## DIRECTIONS FOR THIS TASK
Below are records; state how many of their lines hold the word "Stanisław", and give only the figure.

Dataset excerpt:
--------

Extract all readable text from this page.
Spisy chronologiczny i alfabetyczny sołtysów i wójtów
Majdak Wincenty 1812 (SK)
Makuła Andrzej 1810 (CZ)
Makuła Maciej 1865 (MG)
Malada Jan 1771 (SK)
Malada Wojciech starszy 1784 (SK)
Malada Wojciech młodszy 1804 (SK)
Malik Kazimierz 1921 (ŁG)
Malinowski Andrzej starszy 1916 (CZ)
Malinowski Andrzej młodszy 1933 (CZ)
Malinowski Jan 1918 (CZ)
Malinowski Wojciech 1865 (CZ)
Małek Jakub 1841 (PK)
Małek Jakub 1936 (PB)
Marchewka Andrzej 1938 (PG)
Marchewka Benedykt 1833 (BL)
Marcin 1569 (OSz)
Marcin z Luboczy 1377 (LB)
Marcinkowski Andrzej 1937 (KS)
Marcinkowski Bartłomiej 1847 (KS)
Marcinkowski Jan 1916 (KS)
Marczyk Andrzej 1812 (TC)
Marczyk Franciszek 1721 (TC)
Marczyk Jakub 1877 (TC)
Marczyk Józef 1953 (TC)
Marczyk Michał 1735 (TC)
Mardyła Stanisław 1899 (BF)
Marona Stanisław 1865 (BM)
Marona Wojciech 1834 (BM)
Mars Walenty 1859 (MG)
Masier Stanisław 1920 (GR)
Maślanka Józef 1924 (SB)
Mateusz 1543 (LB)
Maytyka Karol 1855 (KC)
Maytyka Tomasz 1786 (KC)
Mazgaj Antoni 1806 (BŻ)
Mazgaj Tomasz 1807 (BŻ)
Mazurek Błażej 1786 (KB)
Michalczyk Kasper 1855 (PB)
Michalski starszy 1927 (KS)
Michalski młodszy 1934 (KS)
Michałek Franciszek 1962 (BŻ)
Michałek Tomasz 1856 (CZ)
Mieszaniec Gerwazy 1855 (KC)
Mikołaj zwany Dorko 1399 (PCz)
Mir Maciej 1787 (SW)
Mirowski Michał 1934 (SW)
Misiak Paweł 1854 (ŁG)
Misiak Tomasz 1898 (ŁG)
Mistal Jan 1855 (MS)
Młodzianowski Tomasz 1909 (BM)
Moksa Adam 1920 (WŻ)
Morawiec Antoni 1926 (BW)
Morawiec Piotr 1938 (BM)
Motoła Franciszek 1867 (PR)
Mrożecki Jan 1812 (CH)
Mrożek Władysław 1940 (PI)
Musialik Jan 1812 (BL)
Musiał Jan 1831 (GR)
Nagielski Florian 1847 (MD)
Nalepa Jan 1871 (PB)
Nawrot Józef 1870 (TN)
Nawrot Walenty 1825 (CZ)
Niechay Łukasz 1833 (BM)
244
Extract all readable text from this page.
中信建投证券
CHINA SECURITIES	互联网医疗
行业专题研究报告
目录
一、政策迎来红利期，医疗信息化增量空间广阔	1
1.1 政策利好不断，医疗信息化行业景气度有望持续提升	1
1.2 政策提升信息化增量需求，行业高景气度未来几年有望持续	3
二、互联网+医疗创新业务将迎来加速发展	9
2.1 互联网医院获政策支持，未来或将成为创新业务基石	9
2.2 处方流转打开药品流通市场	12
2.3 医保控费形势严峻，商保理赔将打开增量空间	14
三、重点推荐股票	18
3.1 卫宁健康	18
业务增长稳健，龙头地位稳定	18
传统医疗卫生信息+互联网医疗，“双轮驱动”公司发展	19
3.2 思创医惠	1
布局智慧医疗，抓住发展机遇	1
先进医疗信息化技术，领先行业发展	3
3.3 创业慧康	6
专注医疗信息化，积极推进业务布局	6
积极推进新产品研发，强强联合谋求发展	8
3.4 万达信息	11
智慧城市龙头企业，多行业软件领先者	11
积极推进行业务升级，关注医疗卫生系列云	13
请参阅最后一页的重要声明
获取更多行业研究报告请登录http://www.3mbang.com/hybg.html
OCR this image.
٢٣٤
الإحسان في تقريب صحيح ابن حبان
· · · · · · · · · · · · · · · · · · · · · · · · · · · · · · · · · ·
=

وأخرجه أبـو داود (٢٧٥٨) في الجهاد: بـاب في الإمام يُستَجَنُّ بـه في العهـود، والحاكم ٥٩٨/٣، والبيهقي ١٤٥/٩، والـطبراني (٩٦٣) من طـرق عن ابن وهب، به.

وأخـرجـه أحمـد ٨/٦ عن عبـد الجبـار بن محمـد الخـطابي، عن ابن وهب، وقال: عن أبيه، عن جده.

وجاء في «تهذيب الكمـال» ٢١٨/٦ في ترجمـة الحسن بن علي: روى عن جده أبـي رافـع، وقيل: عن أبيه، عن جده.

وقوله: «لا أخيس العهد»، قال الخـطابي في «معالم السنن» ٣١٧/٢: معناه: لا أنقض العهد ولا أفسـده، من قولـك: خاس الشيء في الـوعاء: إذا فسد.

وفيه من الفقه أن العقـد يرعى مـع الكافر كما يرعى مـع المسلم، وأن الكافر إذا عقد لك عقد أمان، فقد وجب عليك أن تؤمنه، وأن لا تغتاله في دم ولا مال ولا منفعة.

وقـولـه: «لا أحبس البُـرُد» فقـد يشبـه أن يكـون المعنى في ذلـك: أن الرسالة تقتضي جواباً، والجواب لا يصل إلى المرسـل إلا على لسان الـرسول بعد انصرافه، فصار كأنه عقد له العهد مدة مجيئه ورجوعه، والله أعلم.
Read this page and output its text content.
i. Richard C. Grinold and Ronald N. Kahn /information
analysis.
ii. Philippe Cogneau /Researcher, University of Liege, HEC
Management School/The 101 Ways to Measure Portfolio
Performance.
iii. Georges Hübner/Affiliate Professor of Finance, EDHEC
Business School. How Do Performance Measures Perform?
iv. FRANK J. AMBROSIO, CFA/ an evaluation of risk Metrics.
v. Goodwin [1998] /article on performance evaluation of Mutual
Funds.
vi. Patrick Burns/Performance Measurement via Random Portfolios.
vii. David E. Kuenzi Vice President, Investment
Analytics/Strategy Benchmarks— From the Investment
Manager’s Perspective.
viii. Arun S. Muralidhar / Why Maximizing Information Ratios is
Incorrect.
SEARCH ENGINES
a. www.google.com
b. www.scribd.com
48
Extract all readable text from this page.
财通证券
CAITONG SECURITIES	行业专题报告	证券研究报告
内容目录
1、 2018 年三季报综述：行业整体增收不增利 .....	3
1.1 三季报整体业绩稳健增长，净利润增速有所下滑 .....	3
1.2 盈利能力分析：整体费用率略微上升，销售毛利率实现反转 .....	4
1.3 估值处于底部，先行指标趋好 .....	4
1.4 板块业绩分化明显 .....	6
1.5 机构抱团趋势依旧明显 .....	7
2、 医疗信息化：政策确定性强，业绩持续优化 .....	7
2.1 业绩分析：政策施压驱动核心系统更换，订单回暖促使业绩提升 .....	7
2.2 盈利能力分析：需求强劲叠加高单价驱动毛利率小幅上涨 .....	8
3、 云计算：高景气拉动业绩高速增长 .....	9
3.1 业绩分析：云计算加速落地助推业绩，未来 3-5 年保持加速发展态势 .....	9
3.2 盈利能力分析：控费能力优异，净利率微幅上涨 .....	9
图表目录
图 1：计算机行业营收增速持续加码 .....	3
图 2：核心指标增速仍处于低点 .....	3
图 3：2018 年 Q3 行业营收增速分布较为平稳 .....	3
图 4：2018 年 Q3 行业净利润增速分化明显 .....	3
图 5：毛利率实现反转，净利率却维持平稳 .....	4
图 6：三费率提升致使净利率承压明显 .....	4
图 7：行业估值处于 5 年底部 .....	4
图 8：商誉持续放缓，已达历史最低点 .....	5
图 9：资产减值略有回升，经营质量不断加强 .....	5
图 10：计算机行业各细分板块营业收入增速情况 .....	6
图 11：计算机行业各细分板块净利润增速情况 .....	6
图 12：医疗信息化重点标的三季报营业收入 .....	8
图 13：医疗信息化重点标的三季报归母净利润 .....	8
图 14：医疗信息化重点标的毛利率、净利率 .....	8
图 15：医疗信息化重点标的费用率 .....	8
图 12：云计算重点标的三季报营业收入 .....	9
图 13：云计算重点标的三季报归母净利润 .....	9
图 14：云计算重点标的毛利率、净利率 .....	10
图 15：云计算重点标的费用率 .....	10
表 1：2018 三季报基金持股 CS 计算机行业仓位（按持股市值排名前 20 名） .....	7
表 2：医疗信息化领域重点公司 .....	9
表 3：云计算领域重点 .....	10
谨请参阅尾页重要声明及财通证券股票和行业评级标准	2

--------

## CORRECT RESPONSE
3